* [WHAT YOU WILL DO]
Here are some records; return them all exactly.

* [DATA FOR THE TASK]
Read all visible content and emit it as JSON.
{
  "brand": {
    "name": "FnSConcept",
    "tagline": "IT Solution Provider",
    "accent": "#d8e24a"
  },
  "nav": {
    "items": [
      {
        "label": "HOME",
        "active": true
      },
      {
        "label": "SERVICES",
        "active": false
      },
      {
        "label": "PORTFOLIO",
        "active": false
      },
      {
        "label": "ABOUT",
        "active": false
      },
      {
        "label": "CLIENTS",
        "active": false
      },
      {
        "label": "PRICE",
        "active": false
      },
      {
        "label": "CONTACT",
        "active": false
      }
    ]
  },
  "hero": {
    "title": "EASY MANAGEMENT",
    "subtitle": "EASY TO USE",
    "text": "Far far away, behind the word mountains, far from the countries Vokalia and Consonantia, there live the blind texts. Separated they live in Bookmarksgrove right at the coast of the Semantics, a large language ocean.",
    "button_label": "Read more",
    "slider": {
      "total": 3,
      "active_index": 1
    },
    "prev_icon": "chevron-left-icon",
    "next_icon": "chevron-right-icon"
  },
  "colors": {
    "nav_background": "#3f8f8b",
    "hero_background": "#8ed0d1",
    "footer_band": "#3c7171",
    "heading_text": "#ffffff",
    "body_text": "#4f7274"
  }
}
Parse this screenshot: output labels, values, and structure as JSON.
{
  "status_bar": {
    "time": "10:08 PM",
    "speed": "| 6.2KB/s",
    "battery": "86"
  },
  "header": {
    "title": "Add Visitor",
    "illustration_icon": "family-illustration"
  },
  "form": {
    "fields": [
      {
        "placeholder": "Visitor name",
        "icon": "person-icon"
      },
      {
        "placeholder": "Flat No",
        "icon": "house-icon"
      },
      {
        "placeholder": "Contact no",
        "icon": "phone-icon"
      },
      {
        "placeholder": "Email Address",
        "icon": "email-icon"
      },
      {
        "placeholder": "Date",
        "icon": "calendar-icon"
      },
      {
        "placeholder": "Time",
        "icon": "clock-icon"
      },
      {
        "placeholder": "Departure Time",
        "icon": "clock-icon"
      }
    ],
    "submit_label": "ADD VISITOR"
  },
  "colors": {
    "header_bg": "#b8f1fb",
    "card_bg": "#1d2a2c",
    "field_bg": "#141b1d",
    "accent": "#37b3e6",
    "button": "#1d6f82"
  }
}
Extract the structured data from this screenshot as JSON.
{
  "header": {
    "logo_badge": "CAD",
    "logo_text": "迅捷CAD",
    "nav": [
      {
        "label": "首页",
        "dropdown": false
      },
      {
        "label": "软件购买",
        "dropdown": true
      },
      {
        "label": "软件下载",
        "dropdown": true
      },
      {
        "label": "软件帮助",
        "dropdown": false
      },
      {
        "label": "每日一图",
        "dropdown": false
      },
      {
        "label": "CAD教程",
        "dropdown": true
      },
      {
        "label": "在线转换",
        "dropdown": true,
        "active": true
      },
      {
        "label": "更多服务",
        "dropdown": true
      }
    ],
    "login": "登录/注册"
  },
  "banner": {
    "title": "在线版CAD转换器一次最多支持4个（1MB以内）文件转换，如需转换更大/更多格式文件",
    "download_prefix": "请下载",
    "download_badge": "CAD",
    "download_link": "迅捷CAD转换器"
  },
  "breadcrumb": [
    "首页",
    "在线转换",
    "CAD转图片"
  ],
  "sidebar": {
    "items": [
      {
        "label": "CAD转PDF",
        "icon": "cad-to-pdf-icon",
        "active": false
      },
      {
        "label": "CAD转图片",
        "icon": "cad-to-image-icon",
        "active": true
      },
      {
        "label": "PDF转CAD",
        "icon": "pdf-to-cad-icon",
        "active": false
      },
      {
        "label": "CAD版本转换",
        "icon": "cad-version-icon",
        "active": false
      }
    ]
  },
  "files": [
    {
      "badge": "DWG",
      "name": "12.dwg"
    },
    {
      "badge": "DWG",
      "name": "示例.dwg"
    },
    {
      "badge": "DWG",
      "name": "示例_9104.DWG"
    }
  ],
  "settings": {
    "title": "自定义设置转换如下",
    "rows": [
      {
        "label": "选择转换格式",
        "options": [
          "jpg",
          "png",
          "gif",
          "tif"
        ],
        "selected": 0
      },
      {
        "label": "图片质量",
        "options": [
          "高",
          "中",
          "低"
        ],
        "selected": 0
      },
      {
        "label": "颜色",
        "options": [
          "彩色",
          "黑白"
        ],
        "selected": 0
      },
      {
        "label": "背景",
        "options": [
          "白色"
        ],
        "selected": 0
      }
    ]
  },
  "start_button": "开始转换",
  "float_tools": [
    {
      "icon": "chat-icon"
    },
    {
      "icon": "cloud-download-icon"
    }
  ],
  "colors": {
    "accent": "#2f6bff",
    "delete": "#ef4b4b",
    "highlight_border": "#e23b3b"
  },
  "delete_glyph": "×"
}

* [OUTPUT OF THE EXERCISE]
Read all visible content and emit it as JSON.
{
  "brand": {
    "name": "FnSConcept",
    "tagline": "IT Solution Provider",
    "accent": "#d8e24a"
  },
  "nav": {
    "items": [
      {
        "label": "HOME",
        "active": true
      },
      {
        "label": "SERVICES",
        "active": false
      },
      {
        "label": "PORTFOLIO",
        "active": false
      },
      {
        "label": "ABOUT",
        "active": false
      },
      {
        "label": "CLIENTS",
        "active": false
      },
      {
        "label": "PRICE",
        "active": false
      },
      {
        "label": "CONTACT",
        "active": false
      }
    ]
  },
  "hero": {
    "title": "EASY MANAGEMENT",
    "subtitle": "EASY TO USE",
    "text": "Far far away, behind the word mountains, far from the countries Vokalia and Consonantia, there live the blind texts. Separated they live in Bookmarksgrove right at the coast of the Semantics, a large language ocean.",
    "button_label": "Read more",
    "slider": {
      "total": 3,
      "active_index": 1
    },
    "prev_icon": "chevron-left-icon",
    "next_icon": "chevron-right-icon"
  },
  "colors": {
    "nav_background": "#3f8f8b",
    "hero_background": "#8ed0d1",
    "footer_band": "#3c7171",
    "heading_text": "#ffffff",
    "body_text": "#4f7274"
  }
}
Parse this screenshot: output labels, values, and structure as JSON.
{
  "status_bar": {
    "time": "10:08 PM",
    "speed": "| 6.2KB/s",
    "battery": "86"
  },
  "header": {
    "title": "Add Visitor",
    "illustration_icon": "family-illustration"
  },
  "form": {
    "fields": [
      {
        "placeholder": "Visitor name",
        "icon": "person-icon"
      },
      {
        "placeholder": "Flat No",
        "icon": "house-icon"
      },
      {
        "placeholder": "Contact no",
        "icon": "phone-icon"
      },
      {
        "placeholder": "Email Address",
        "icon": "email-icon"
      },
      {
        "placeholder": "Date",
        "icon": "calendar-icon"
      },
      {
        "placeholder": "Time",
        "icon": "clock-icon"
      },
      {
        "placeholder": "Departure Time",
        "icon": "clock-icon"
      }
    ],
    "submit_label": "ADD VISITOR"
  },
  "colors": {
    "header_bg": "#b8f1fb",
    "card_bg": "#1d2a2c",
    "field_bg": "#141b1d",
    "accent": "#37b3e6",
    "button": "#1d6f82"
  }
}
Extract the structured data from this screenshot as JSON.
{
  "header": {
    "logo_badge": "CAD",
    "logo_text": "迅捷CAD",
    "nav": [
      {
        "label": "首页",
        "dropdown": false
      },
      {
        "label": "软件购买",
        "dropdown": true
      },
      {
        "label": "软件下载",
        "dropdown": true
      },
      {
        "label": "软件帮助",
        "dropdown": false
      },
      {
        "label": "每日一图",
        "dropdown": false
      },
      {
        "label": "CAD教程",
        "dropdown": true
      },
      {
        "label": "在线转换",
        "dropdown": true,
        "active": true
      },
      {
        "label": "更多服务",
        "dropdown": true
      }
    ],
    "login": "登录/注册"
  },
  "banner": {
    "title": "在线版CAD转换器一次最多支持4个（1MB以内）文件转换，如需转换更大/更多格式文件",
    "download_prefix": "请下载",
    "download_badge": "CAD",
    "download_link": "迅捷CAD转换器"
  },
  "breadcrumb": [
    "首页",
    "在线转换",
    "CAD转图片"
  ],
  "sidebar": {
    "items": [
      {
        "label": "CAD转PDF",
        "icon": "cad-to-pdf-icon",
        "active": false
      },
      {
        "label": "CAD转图片",
        "icon": "cad-to-image-icon",
        "active": true
      },
      {
        "label": "PDF转CAD",
        "icon": "pdf-to-cad-icon",
        "active": false
      },
      {
        "label": "CAD版本转换",
        "icon": "cad-version-icon",
        "active": false
      }
    ]
  },
  "files": [
    {
      "badge": "DWG",
      "name": "12.dwg"
    },
    {
      "badge": "DWG",
      "name": "示例.dwg"
    },
    {
      "badge": "DWG",
      "name": "示例_9104.DWG"
    }
  ],
  "settings": {
    "title": "自定义设置转换如下",
    "rows": [
      {
        "label": "选择转换格式",
        "options": [
          "jpg",
          "png",
          "gif",
          "tif"
        ],
        "selected": 0
      },
      {
        "label": "图片质量",
        "options": [
          "高",
          "中",
          "低"
        ],
        "selected": 0
      },
      {
        "label": "颜色",
        "options": [
          "彩色",
          "黑白"
        ],
        "selected": 0
      },
      {
        "label": "背景",
        "options": [
          "白色"
        ],
        "selected": 0
      }
    ]
  },
  "start_button": "开始转换",
  "float_tools": [
    {
      "icon": "chat-icon"
    },
    {
      "icon": "cloud-download-icon"
    }
  ],
  "colors": {
    "accent": "#2f6bff",
    "delete": "#ef4b4b",
    "highlight_border": "#e23b3b"
  },
  "delete_glyph": "×"
}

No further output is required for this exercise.